Please output the lines shown below exactly as they appear.

-- Start of DATA SUPPLIED --

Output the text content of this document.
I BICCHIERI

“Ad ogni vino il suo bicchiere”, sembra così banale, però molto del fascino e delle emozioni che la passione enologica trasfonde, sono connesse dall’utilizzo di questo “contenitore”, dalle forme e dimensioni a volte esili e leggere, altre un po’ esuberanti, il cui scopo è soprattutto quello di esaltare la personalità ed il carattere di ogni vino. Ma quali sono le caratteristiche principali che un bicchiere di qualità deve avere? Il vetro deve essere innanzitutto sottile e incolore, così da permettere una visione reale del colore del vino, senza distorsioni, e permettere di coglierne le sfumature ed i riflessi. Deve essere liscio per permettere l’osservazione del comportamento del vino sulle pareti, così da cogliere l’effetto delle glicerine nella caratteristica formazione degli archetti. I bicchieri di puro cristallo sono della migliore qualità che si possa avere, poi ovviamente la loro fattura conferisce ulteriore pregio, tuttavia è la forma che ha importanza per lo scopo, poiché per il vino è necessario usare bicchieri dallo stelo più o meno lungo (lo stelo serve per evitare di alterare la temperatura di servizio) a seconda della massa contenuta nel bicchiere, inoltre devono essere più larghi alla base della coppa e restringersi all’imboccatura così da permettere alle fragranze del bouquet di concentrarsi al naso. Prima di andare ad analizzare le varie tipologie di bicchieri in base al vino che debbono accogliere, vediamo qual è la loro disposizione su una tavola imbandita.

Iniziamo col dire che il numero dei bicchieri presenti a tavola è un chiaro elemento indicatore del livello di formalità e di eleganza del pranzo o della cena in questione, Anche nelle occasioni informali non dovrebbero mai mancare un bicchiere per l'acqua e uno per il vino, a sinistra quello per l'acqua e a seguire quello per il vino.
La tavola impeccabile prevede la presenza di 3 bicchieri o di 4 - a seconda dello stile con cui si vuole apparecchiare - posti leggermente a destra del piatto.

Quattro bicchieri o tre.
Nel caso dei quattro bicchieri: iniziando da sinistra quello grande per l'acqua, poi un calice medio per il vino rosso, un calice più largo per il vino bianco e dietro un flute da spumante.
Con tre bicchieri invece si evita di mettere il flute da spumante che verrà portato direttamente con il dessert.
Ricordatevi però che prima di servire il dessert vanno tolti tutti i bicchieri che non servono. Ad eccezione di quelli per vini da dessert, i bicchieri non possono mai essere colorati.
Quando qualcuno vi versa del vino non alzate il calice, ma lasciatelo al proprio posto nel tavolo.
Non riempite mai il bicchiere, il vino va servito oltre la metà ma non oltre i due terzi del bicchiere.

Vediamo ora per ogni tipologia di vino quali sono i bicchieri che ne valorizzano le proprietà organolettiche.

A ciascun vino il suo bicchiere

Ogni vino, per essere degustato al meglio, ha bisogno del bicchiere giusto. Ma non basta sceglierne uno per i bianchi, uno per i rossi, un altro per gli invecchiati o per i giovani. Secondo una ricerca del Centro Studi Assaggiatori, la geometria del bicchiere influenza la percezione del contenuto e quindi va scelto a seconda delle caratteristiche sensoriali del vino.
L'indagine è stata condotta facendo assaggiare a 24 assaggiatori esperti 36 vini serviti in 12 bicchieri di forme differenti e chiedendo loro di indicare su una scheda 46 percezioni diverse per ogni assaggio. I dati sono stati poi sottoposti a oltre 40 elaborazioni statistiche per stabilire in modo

-- End of DATA SUPPLIED --

=== OUTPUT OF THE TASK ===
Output the text content of this document.
I BICCHIERI

“Ad ogni vino il suo bicchiere”, sembra così banale, però molto del fascino e delle emozioni che la passione enologica trasfonde, sono connesse dall’utilizzo di questo “contenitore”, dalle forme e dimensioni a volte esili e leggere, altre un po’ esuberanti, il cui scopo è soprattutto quello di esaltare la personalità ed il carattere di ogni vino. Ma quali sono le caratteristiche principali che un bicchiere di qualità deve avere? Il vetro deve essere innanzitutto sottile e incolore, così da permettere una visione reale del colore del vino, senza distorsioni, e permettere di coglierne le sfumature ed i riflessi. Deve essere liscio per permettere l’osservazione del comportamento del vino sulle pareti, così da cogliere l’effetto delle glicerine nella caratteristica formazione degli archetti. I bicchieri di puro cristallo sono della migliore qualità che si possa avere, poi ovviamente la loro fattura conferisce ulteriore pregio, tuttavia è la forma che ha importanza per lo scopo, poiché per il vino è necessario usare bicchieri dallo stelo più o meno lungo (lo stelo serve per evitare di alterare la temperatura di servizio) a seconda della massa contenuta nel bicchiere, inoltre devono essere più larghi alla base della coppa e restringersi all’imboccatura così da permettere alle fragranze del bouquet di concentrarsi al naso. Prima di andare ad analizzare le varie tipologie di bicchieri in base al vino che debbono accogliere, vediamo qual è la loro disposizione su una tavola imbandita.

Iniziamo col dire che il numero dei bicchieri presenti a tavola è un chiaro elemento indicatore del livello di formalità e di eleganza del pranzo o della cena in questione, Anche nelle occasioni informali non dovrebbero mai mancare un bicchiere per l'acqua e uno per il vino, a sinistra quello per l'acqua e a seguire quello per il vino.
La tavola impeccabile prevede la presenza di 3 bicchieri o di 4 - a seconda dello stile con cui si vuole apparecchiare - posti leggermente a destra del piatto.

Quattro bicchieri o tre.
Nel caso dei quattro bicchieri: iniziando da sinistra quello grande per l'acqua, poi un calice medio per il vino rosso, un calice più largo per il vino bianco e dietro un flute da spumante.
Con tre bicchieri invece si evita di mettere il flute da spumante che verrà portato direttamente con il dessert.
Ricordatevi però che prima di servire il dessert vanno tolti tutti i bicchieri che non servono. Ad eccezione di quelli per vini da dessert, i bicchieri non possono mai essere colorati.
Quando qualcuno vi versa del vino non alzate il calice, ma lasciatelo al proprio posto nel tavolo.
Non riempite mai il bicchiere, il vino va servito oltre la metà ma non oltre i due terzi del bicchiere.

Vediamo ora per ogni tipologia di vino quali sono i bicchieri che ne valorizzano le proprietà organolettiche.

A ciascun vino il suo bicchiere

Ogni vino, per essere degustato al meglio, ha bisogno del bicchiere giusto. Ma non basta sceglierne uno per i bianchi, uno per i rossi, un altro per gli invecchiati o per i giovani. Secondo una ricerca del Centro Studi Assaggiatori, la geometria del bicchiere influenza la percezione del contenuto e quindi va scelto a seconda delle caratteristiche sensoriali del vino.
L'indagine è stata condotta facendo assaggiare a 24 assaggiatori esperti 36 vini serviti in 12 bicchieri di forme differenti e chiedendo loro di indicare su una scheda 46 percezioni diverse per ogni assaggio. I dati sono stati poi sottoposti a oltre 40 elaborazioni statistiche per stabilire in modo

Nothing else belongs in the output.